#### Problem:
Wherever the string "total" occurs in a line of these records, report that line.

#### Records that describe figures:
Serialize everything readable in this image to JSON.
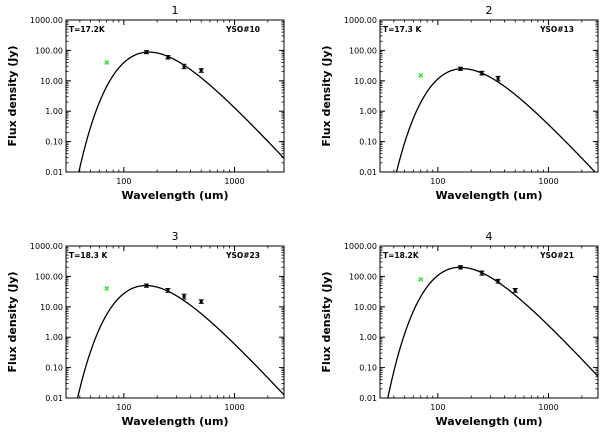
{
  "chart_data": [
    {
      "type": "scatter",
      "title": "1",
      "xlabel": "Wavelength  (um)",
      "ylabel": "Flux  density  (Jy)",
      "xscale": "log",
      "yscale": "log",
      "xlim": [
        30,
        2800
      ],
      "ylim": [
        0.01,
        1000
      ],
      "x_ticks": [
        100,
        1000
      ],
      "x_tick_labels": [
        "100",
        "1000"
      ],
      "y_ticks": [
        0.01,
        0.1,
        1,
        10,
        100,
        1000
      ],
      "y_tick_labels": [
        "0.01",
        "0.10",
        "1.00",
        "10.00",
        "100.00",
        "1000.00"
      ],
      "temperature_label": "T=17.2K",
      "source_label": "YSO#10",
      "model_curve": {
        "name": "greybody fit",
        "T_K": 17.2,
        "peak_flux_jy": 88
      },
      "points": [
        {
          "x": 160,
          "y": 88,
          "yerr": 10
        },
        {
          "x": 250,
          "y": 60,
          "yerr": 8
        },
        {
          "x": 350,
          "y": 30,
          "yerr": 5
        },
        {
          "x": 500,
          "y": 22,
          "yerr": 3
        }
      ],
      "excluded_points": [
        {
          "x": 70,
          "y": 40
        }
      ],
      "colors": {
        "line": "#000000",
        "points": "#000000",
        "excluded": "#33dd33"
      }
    },
    {
      "type": "scatter",
      "title": "2",
      "xlabel": "Wavelength  (um)",
      "ylabel": "Flux  density  (Jy)",
      "xscale": "log",
      "yscale": "log",
      "xlim": [
        30,
        2800
      ],
      "ylim": [
        0.01,
        1000
      ],
      "x_ticks": [
        100,
        1000
      ],
      "x_tick_labels": [
        "100",
        "1000"
      ],
      "y_ticks": [
        0.01,
        0.1,
        1,
        10,
        100,
        1000
      ],
      "y_tick_labels": [
        "0.01",
        "0.10",
        "1.00",
        "10.00",
        "100.00",
        "1000.00"
      ],
      "temperature_label": "T=17.3 K",
      "source_label": "YSO#13",
      "model_curve": {
        "name": "greybody fit",
        "T_K": 17.3,
        "peak_flux_jy": 25
      },
      "points": [
        {
          "x": 160,
          "y": 25,
          "yerr": 3
        },
        {
          "x": 250,
          "y": 18,
          "yerr": 2.5
        },
        {
          "x": 350,
          "y": 12,
          "yerr": 2
        }
      ],
      "excluded_points": [
        {
          "x": 70,
          "y": 15
        }
      ],
      "colors": {
        "line": "#000000",
        "points": "#000000",
        "excluded": "#33dd33"
      }
    },
    {
      "type": "scatter",
      "title": "3",
      "xlabel": "Wavelength  (um)",
      "ylabel": "Flux  density  (Jy)",
      "xscale": "log",
      "yscale": "log",
      "xlim": [
        30,
        2800
      ],
      "ylim": [
        0.01,
        1000
      ],
      "x_ticks": [
        100,
        1000
      ],
      "x_tick_labels": [
        "100",
        "1000"
      ],
      "y_ticks": [
        0.01,
        0.1,
        1,
        10,
        100,
        1000
      ],
      "y_tick_labels": [
        "0.01",
        "0.10",
        "1.00",
        "10.00",
        "100.00",
        "1000.00"
      ],
      "temperature_label": "T=18.3 K",
      "source_label": "YSO#23",
      "model_curve": {
        "name": "greybody fit",
        "T_K": 18.3,
        "peak_flux_jy": 50
      },
      "points": [
        {
          "x": 160,
          "y": 50,
          "yerr": 6
        },
        {
          "x": 250,
          "y": 35,
          "yerr": 5
        },
        {
          "x": 350,
          "y": 22,
          "yerr": 4
        },
        {
          "x": 500,
          "y": 15,
          "yerr": 2
        }
      ],
      "excluded_points": [
        {
          "x": 70,
          "y": 40
        }
      ],
      "colors": {
        "line": "#000000",
        "points": "#000000",
        "excluded": "#33dd33"
      }
    },
    {
      "type": "scatter",
      "title": "4",
      "xlabel": "Wavelength  (um)",
      "ylabel": "Flux  density  (Jy)",
      "xscale": "log",
      "yscale": "log",
      "xlim": [
        30,
        2800
      ],
      "ylim": [
        0.01,
        1000
      ],
      "x_ticks": [
        100,
        1000
      ],
      "x_tick_labels": [
        "100",
        "1000"
      ],
      "y_ticks": [
        0.01,
        0.1,
        1,
        10,
        100,
        1000
      ],
      "y_tick_labels": [
        "0.01",
        "0.10",
        "1.00",
        "10.00",
        "100.00",
        "1000.00"
      ],
      "temperature_label": "T=18.2K",
      "source_label": "YSO#21",
      "model_curve": {
        "name": "greybody fit",
        "T_K": 18.2,
        "peak_flux_jy": 200
      },
      "points": [
        {
          "x": 160,
          "y": 200,
          "yerr": 25
        },
        {
          "x": 250,
          "y": 130,
          "yerr": 20
        },
        {
          "x": 350,
          "y": 70,
          "yerr": 10
        },
        {
          "x": 500,
          "y": 35,
          "yerr": 5
        }
      ],
      "excluded_points": [
        {
          "x": 70,
          "y": 80
        }
      ],
      "colors": {
        "line": "#000000",
        "points": "#000000",
        "excluded": "#33dd33"
      }
    }
  ]
}
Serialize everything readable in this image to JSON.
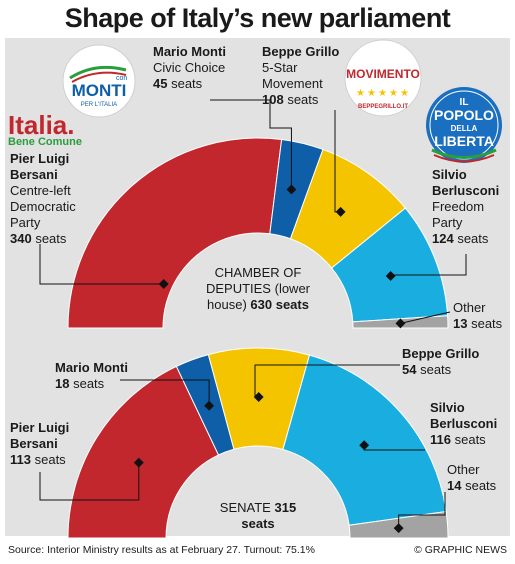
{
  "title": "Shape of Italy’s new parliament",
  "colors": {
    "bersani": "#c1272d",
    "monti": "#0f5fa8",
    "grillo": "#f5c400",
    "berlusconi": "#1aaee0",
    "other": "#a3a3a3",
    "panel": "#e2e2e2"
  },
  "logos": {
    "monti": {
      "small": "con",
      "main": "MONTI",
      "sub": "PER L'ITALIA"
    },
    "grillo": {
      "main": "MOVIMENTO",
      "sub": "BEPPEGRILLO.IT"
    },
    "pdl": {
      "line1": "IL",
      "line2": "POPOLO",
      "line3": "DELLA",
      "line4": "LIBERTA"
    },
    "italia": {
      "main": "Italia.",
      "sub": "Bene Comune"
    }
  },
  "chamber": {
    "center_line1": "CHAMBER",
    "center_line2": "OF DEPUTIES",
    "center_line3": "(lower house)",
    "total": "630 seats",
    "bersani": {
      "name1": "Pier Luigi",
      "name2": "Bersani",
      "party1": "Centre-left",
      "party2": "Democratic",
      "party3": "Party",
      "seats_n": "340",
      "seats_w": "seats"
    },
    "monti": {
      "name": "Mario Monti",
      "party": "Civic Choice",
      "seats_n": "45",
      "seats_w": "seats"
    },
    "grillo": {
      "name": "Beppe Grillo",
      "party1": "5-Star",
      "party2": "Movement",
      "seats_n": "108",
      "seats_w": "seats"
    },
    "berlusconi": {
      "name1": "Silvio",
      "name2": "Berlusconi",
      "party1": "Freedom",
      "party2": "Party",
      "seats_n": "124",
      "seats_w": "seats"
    },
    "other": {
      "name": "Other",
      "seats_n": "13",
      "seats_w": "seats"
    }
  },
  "senate": {
    "center_line1": "SENATE",
    "total": "315 seats",
    "bersani": {
      "name1": "Pier Luigi",
      "name2": "Bersani",
      "seats_n": "113",
      "seats_w": "seats"
    },
    "monti": {
      "name": "Mario Monti",
      "seats_n": "18",
      "seats_w": "seats"
    },
    "grillo": {
      "name": "Beppe Grillo",
      "seats_n": "54",
      "seats_w": "seats"
    },
    "berlusconi": {
      "name1": "Silvio",
      "name2": "Berlusconi",
      "seats_n": "116",
      "seats_w": "seats"
    },
    "other": {
      "name": "Other",
      "seats_n": "14",
      "seats_w": "seats"
    }
  },
  "footer": {
    "source": "Source: Interior Ministry results as at February 27. Turnout: 75.1%",
    "credit": "© GRAPHIC NEWS"
  },
  "chart_data": [
    {
      "type": "pie",
      "title": "CHAMBER OF DEPUTIES (lower house)",
      "total": 630,
      "categories": [
        "Pier Luigi Bersani",
        "Mario Monti",
        "Beppe Grillo",
        "Silvio Berlusconi",
        "Other"
      ],
      "values": [
        340,
        45,
        108,
        124,
        13
      ]
    },
    {
      "type": "pie",
      "title": "SENATE",
      "total": 315,
      "categories": [
        "Pier Luigi Bersani",
        "Mario Monti",
        "Beppe Grillo",
        "Silvio Berlusconi",
        "Other"
      ],
      "values": [
        113,
        18,
        54,
        116,
        14
      ]
    }
  ]
}
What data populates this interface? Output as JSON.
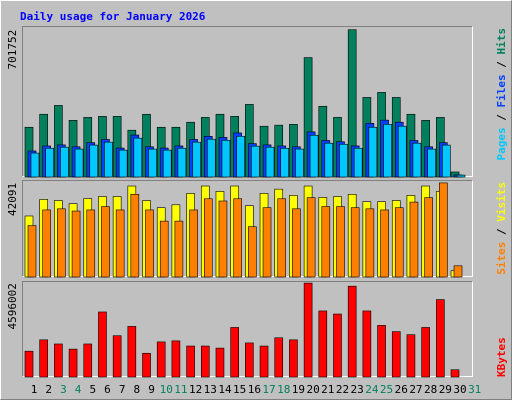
{
  "chart_data": [
    {
      "type": "bar",
      "title": "Daily usage for January 2026",
      "legend_separator": " / ",
      "ylim": [
        0,
        710000
      ],
      "yticks": [
        701752
      ],
      "grid": false,
      "series": [
        {
          "name": "Hits",
          "color": "#00805c",
          "values": [
            237000,
            299000,
            341000,
            270000,
            284000,
            289000,
            289000,
            223000,
            299000,
            237000,
            237000,
            261000,
            284000,
            299000,
            289000,
            346000,
            242000,
            247000,
            251000,
            569000,
            337000,
            284000,
            701752,
            379000,
            403000,
            379000,
            299000,
            270000,
            284000,
            24000,
            0
          ]
        },
        {
          "name": "Files",
          "color": "#0040ff",
          "values": [
            124000,
            148000,
            153000,
            144000,
            164000,
            179000,
            138000,
            200000,
            144000,
            138000,
            148000,
            179000,
            194000,
            189000,
            210000,
            159000,
            153000,
            148000,
            144000,
            215000,
            174000,
            168000,
            148000,
            256000,
            271000,
            261000,
            174000,
            144000,
            164000,
            10000,
            0
          ]
        },
        {
          "name": "Pages",
          "color": "#00c8ff",
          "values": [
            114000,
            137000,
            142000,
            133000,
            152000,
            166000,
            128000,
            185000,
            133000,
            128000,
            137000,
            166000,
            180000,
            175000,
            194000,
            147000,
            142000,
            137000,
            133000,
            199000,
            161000,
            156000,
            137000,
            237000,
            251000,
            242000,
            161000,
            133000,
            152000,
            9000,
            0
          ]
        }
      ]
    },
    {
      "type": "bar",
      "legend_separator": " / ",
      "ylim": [
        0,
        42500
      ],
      "yticks": [
        42091
      ],
      "grid": false,
      "series": [
        {
          "name": "Visits",
          "color": "#ffff00",
          "values": [
            27300,
            34700,
            34200,
            32800,
            35100,
            36000,
            36000,
            40700,
            34200,
            31000,
            32300,
            37400,
            40700,
            38300,
            40700,
            31900,
            37400,
            39300,
            36500,
            40700,
            35600,
            36000,
            37000,
            33700,
            33700,
            34200,
            36500,
            40700,
            38300,
            2800,
            0
          ]
        },
        {
          "name": "Sites",
          "color": "#ff8000",
          "values": [
            23000,
            30000,
            30500,
            29500,
            30000,
            31500,
            30000,
            37000,
            30000,
            25000,
            25000,
            30000,
            35000,
            34000,
            35000,
            22500,
            31000,
            35000,
            30500,
            35500,
            31500,
            31500,
            31000,
            30500,
            30000,
            31000,
            33500,
            35500,
            42091,
            5000,
            0
          ]
        }
      ]
    },
    {
      "type": "bar",
      "ylim": [
        0,
        4600000
      ],
      "yticks": [
        4596002
      ],
      "grid": false,
      "categories": [
        "1",
        "2",
        "3",
        "4",
        "5",
        "6",
        "7",
        "8",
        "9",
        "10",
        "11",
        "12",
        "13",
        "14",
        "15",
        "16",
        "17",
        "18",
        "19",
        "20",
        "21",
        "22",
        "23",
        "24",
        "25",
        "26",
        "27",
        "28",
        "29",
        "30",
        "31"
      ],
      "category_colors": [
        "#000000",
        "#000000",
        "#00805c",
        "#00805c",
        "#000000",
        "#000000",
        "#000000",
        "#000000",
        "#000000",
        "#00805c",
        "#00805c",
        "#000000",
        "#000000",
        "#000000",
        "#000000",
        "#000000",
        "#00805c",
        "#00805c",
        "#000000",
        "#000000",
        "#000000",
        "#000000",
        "#000000",
        "#00805c",
        "#00805c",
        "#000000",
        "#000000",
        "#000000",
        "#000000",
        "#000000",
        "#00805c"
      ],
      "series": [
        {
          "name": "KBytes",
          "color": "#ff0000",
          "values": [
            1263000,
            1818000,
            1616000,
            1364000,
            1616000,
            3182000,
            2020000,
            2475000,
            1162000,
            1717000,
            1768000,
            1515000,
            1515000,
            1414000,
            2424000,
            1667000,
            1515000,
            1919000,
            1818000,
            4596002,
            3232000,
            3081000,
            4444000,
            3232000,
            2525000,
            2222000,
            2071000,
            2424000,
            3788000,
            354000,
            0
          ]
        }
      ]
    }
  ]
}
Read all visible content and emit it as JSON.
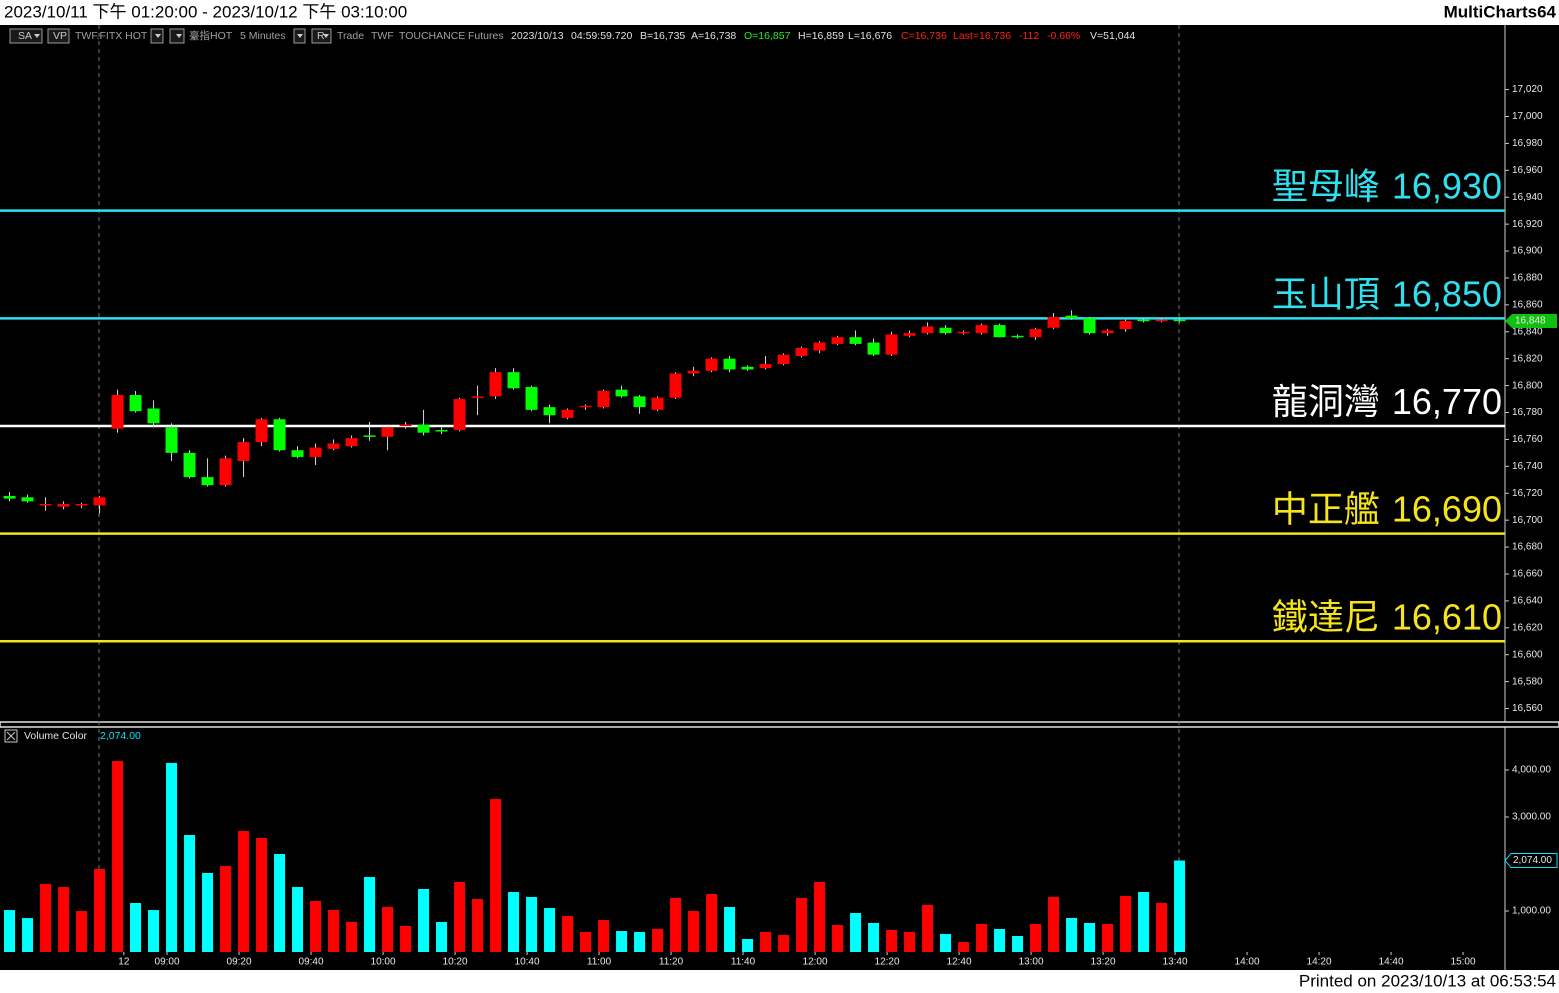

#### Answer to the task:
    "total": "630 seats",
    "total": "315 seats",
      "total": 630,
      "total": 315,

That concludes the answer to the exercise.